## Problem description
Consider the records below. How many of their lines include the word "salmonophloia"? State the number and nothing else.

## Dataset rows

▽

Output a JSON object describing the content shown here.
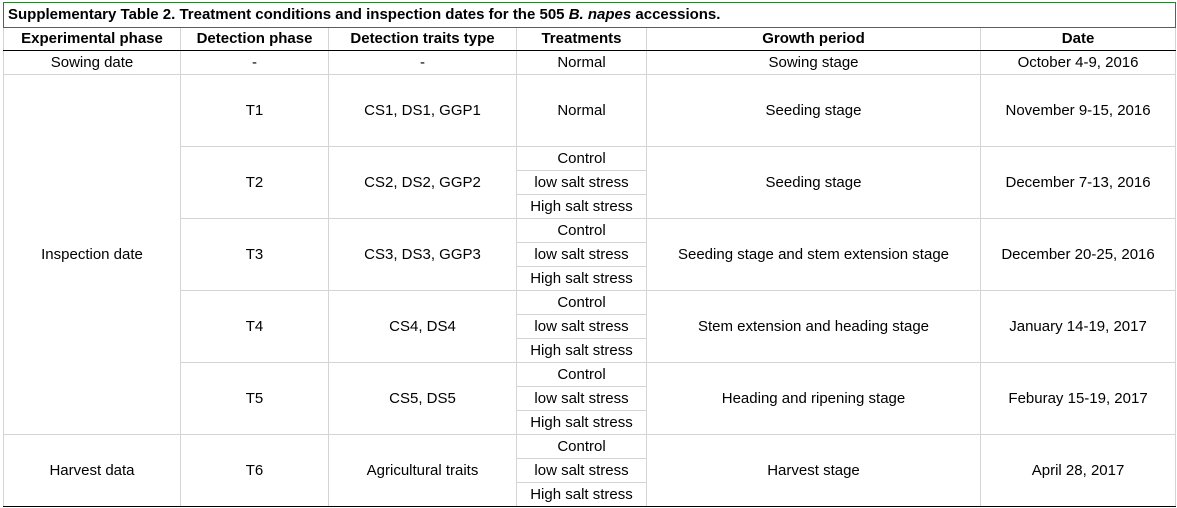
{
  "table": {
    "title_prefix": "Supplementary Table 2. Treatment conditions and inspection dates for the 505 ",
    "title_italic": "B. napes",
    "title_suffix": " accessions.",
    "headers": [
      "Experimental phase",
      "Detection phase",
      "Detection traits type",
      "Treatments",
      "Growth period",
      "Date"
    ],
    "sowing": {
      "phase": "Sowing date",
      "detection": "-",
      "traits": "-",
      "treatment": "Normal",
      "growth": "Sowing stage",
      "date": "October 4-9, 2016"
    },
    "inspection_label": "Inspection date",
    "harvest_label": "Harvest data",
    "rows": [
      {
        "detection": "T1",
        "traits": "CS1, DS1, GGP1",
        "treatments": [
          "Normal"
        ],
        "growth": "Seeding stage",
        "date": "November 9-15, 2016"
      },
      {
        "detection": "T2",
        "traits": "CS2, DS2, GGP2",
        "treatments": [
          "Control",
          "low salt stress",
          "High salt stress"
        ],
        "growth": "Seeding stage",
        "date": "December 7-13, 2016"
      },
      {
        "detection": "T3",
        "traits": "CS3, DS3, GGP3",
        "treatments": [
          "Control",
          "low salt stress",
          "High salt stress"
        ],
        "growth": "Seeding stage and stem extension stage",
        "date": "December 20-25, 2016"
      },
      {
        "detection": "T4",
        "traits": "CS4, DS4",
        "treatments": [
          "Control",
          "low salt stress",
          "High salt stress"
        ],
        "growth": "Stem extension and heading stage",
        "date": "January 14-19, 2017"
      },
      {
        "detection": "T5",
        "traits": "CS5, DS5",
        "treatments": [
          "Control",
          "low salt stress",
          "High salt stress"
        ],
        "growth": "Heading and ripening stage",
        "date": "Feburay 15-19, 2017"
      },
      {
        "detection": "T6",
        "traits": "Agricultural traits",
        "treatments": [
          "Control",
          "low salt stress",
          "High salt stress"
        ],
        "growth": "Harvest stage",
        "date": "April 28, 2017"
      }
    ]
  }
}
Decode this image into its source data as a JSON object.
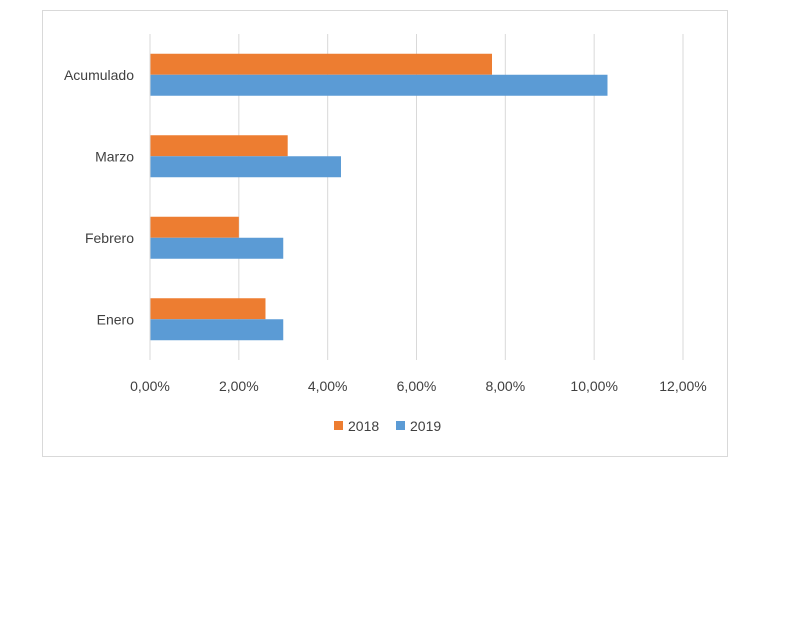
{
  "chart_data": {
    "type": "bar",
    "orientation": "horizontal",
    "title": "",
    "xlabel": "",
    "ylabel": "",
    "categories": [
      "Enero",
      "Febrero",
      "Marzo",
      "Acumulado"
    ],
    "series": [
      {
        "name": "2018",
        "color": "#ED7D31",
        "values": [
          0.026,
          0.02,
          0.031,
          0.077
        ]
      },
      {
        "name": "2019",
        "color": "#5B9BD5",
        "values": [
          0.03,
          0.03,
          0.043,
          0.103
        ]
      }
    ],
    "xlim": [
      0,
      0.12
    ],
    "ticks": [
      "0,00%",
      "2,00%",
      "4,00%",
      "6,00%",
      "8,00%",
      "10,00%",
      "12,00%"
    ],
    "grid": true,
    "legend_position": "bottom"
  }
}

△
▽

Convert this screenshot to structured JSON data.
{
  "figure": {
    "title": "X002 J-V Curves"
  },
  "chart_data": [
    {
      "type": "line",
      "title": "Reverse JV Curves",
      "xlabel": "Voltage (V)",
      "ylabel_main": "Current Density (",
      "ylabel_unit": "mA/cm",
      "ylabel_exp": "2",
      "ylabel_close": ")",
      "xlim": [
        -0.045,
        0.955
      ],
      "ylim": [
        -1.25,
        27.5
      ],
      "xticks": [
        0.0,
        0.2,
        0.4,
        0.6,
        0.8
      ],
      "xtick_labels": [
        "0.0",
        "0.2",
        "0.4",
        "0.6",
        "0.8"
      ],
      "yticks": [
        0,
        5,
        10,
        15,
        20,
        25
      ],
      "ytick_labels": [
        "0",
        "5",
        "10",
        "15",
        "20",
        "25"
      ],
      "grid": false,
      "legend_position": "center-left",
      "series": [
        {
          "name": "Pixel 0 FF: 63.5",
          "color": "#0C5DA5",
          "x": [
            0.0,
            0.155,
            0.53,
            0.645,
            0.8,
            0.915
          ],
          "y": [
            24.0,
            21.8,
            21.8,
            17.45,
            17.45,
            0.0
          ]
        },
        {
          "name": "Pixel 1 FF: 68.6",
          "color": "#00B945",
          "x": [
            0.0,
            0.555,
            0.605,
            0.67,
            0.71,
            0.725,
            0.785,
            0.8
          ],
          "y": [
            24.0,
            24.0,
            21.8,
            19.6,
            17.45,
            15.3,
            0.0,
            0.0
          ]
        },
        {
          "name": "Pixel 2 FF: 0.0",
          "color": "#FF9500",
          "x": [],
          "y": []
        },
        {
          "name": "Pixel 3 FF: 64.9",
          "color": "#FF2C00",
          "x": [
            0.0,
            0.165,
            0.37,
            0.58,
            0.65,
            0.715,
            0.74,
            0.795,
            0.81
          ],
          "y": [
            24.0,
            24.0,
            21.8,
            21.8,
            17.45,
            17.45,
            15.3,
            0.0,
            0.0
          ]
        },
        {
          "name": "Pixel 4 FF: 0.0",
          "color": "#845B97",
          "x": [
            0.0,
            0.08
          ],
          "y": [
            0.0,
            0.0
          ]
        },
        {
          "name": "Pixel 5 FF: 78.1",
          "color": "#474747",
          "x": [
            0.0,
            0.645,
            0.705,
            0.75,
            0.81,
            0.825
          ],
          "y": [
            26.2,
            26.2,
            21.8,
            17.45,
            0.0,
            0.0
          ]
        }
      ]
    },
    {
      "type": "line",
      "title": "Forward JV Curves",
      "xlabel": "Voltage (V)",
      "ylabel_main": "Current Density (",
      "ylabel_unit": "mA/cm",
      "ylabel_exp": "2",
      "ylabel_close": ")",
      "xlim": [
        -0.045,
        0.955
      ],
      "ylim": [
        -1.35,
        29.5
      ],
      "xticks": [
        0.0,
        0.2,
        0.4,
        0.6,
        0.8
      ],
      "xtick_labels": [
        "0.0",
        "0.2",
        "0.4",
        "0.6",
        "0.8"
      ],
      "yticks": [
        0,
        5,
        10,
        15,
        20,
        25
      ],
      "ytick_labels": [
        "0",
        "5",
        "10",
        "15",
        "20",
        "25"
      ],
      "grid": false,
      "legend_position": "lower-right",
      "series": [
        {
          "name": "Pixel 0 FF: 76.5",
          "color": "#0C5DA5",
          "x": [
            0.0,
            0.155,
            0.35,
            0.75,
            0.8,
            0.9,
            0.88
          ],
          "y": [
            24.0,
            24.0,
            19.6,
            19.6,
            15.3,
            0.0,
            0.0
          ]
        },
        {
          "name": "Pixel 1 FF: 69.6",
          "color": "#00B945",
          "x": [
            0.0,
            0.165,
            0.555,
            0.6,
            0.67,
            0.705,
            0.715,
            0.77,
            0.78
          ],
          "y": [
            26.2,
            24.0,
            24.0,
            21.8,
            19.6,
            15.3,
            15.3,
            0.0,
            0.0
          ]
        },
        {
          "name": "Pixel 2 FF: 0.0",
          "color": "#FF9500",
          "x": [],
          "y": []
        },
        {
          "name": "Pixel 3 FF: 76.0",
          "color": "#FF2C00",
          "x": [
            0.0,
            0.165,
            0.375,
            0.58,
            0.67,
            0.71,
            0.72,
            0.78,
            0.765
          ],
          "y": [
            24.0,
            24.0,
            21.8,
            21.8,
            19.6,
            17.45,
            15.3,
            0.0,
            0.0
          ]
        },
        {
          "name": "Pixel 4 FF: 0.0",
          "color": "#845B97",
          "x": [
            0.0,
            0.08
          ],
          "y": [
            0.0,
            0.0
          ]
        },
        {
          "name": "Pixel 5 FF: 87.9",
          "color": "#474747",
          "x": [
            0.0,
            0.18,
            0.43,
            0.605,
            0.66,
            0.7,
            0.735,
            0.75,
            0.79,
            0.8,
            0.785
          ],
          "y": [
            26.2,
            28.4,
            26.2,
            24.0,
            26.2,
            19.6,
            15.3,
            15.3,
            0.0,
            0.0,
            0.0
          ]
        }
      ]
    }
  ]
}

△
▽

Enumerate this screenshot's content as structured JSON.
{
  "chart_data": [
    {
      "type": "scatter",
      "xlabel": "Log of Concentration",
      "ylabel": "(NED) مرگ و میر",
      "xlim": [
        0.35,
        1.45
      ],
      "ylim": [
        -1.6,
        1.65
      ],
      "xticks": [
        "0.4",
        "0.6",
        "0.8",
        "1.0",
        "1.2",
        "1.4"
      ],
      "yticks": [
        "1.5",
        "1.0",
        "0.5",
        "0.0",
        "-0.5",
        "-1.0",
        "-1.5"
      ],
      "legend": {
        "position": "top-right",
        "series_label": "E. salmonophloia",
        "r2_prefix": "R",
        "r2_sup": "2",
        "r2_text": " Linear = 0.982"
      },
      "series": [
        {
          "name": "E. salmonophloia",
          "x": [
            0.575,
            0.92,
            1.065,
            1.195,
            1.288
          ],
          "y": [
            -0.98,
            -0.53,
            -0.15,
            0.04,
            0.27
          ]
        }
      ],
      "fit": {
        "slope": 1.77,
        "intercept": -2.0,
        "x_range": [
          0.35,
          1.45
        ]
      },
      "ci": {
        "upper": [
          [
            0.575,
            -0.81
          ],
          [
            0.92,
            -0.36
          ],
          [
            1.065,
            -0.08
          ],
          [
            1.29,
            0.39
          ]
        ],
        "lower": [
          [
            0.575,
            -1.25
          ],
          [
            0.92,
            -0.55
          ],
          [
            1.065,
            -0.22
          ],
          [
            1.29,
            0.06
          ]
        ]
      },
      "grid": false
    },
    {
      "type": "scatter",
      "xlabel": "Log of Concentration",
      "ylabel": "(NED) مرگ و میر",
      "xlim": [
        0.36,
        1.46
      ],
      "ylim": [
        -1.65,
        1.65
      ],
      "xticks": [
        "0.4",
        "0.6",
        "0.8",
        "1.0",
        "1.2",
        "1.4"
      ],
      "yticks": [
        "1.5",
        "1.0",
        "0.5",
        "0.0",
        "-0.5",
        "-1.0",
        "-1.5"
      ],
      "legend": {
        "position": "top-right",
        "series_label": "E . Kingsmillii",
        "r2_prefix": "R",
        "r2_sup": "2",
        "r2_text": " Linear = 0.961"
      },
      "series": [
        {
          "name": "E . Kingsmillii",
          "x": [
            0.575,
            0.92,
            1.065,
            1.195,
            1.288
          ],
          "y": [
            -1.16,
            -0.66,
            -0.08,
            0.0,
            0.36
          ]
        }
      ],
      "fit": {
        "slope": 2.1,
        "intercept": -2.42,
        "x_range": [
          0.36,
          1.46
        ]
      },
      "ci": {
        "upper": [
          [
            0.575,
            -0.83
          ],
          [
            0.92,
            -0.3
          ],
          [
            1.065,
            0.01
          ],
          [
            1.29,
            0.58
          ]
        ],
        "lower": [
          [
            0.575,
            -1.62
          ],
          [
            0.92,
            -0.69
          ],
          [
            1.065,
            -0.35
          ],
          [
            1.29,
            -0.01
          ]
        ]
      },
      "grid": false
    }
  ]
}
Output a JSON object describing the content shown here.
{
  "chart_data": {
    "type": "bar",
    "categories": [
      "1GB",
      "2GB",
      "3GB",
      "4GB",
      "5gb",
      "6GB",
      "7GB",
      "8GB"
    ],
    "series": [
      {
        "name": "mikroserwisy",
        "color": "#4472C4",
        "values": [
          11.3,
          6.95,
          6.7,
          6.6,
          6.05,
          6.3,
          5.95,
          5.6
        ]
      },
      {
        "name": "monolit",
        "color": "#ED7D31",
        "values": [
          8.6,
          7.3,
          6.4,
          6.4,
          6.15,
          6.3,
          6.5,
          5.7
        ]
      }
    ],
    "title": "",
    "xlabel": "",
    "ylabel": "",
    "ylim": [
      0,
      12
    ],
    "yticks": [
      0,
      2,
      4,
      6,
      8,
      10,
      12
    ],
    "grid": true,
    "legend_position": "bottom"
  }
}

△

## In response
2